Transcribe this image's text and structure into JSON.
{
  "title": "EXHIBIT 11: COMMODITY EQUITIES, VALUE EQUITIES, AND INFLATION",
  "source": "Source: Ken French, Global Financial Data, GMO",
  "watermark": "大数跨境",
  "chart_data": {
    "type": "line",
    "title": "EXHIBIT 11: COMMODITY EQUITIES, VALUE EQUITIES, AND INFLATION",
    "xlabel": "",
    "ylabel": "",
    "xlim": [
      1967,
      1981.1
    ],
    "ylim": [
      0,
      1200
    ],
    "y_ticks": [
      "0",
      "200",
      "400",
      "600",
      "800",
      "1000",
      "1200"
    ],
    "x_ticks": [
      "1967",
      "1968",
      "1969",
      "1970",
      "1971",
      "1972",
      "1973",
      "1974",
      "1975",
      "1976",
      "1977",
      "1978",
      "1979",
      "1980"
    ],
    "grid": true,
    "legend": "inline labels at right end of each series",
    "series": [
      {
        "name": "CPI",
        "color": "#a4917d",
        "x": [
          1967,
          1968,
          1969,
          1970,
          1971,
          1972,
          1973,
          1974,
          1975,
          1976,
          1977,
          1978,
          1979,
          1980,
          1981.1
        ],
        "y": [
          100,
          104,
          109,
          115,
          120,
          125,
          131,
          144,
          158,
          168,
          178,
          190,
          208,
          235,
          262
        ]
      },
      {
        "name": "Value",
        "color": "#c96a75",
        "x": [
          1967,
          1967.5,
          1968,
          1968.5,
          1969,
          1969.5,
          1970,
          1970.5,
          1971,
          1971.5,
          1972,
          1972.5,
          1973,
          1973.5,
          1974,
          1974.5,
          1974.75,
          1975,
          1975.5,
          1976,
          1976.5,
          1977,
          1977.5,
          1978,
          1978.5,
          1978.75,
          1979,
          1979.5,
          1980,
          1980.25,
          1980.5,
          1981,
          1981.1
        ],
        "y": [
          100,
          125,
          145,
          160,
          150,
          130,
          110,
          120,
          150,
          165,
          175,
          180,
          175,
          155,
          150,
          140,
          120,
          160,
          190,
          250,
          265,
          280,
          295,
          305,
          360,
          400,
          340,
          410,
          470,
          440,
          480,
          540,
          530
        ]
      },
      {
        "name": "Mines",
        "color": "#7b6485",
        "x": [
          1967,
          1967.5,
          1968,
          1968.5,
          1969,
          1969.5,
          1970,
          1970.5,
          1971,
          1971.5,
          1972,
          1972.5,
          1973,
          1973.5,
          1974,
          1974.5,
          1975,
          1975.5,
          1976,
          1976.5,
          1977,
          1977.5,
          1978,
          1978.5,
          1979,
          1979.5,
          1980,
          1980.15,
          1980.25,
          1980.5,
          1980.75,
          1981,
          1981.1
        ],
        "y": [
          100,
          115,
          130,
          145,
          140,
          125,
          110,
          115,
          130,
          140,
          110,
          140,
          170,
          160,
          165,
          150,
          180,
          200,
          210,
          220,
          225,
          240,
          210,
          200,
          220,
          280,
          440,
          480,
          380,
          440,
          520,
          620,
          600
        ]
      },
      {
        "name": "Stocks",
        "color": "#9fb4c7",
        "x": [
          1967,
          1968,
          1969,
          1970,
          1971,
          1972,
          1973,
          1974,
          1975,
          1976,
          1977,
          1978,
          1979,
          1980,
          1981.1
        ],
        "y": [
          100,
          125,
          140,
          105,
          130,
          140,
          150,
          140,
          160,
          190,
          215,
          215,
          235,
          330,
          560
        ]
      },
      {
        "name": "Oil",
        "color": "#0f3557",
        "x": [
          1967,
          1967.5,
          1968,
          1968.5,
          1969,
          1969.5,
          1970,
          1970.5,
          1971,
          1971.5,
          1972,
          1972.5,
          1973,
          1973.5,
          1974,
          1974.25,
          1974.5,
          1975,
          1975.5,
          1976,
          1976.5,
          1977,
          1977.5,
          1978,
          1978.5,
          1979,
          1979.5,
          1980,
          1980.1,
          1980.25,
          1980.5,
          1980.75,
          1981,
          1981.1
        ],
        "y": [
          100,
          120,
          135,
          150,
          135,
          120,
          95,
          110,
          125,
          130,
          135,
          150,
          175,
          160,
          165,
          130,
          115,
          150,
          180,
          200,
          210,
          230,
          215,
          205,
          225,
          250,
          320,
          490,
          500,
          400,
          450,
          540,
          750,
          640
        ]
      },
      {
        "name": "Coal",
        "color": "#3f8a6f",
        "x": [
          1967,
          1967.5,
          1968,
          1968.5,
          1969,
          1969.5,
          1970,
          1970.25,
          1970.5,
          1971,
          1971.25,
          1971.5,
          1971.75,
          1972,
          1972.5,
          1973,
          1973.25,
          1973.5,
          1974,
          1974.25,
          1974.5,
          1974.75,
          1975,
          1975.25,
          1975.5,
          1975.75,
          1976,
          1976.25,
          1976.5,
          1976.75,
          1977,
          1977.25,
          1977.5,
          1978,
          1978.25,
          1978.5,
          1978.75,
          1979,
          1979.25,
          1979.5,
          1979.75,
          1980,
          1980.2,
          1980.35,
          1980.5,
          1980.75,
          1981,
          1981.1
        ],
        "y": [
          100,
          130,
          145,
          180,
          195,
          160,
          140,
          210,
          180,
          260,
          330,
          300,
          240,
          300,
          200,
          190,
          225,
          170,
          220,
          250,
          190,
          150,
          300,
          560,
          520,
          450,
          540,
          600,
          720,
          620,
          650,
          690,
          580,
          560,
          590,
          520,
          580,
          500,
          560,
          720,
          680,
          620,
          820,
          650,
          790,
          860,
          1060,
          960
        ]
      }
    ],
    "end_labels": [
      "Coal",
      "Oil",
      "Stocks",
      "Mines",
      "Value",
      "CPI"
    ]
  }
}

============

**Instruction**
Extract, from the material above, each line holding the word "EXHIBIT".

**The output**
  "title": "EXHIBIT 11: COMMODITY EQUITIES, VALUE EQUITIES, AND INFLATION",
    "title": "EXHIBIT 11: COMMODITY EQUITIES, VALUE EQUITIES, AND INFLATION",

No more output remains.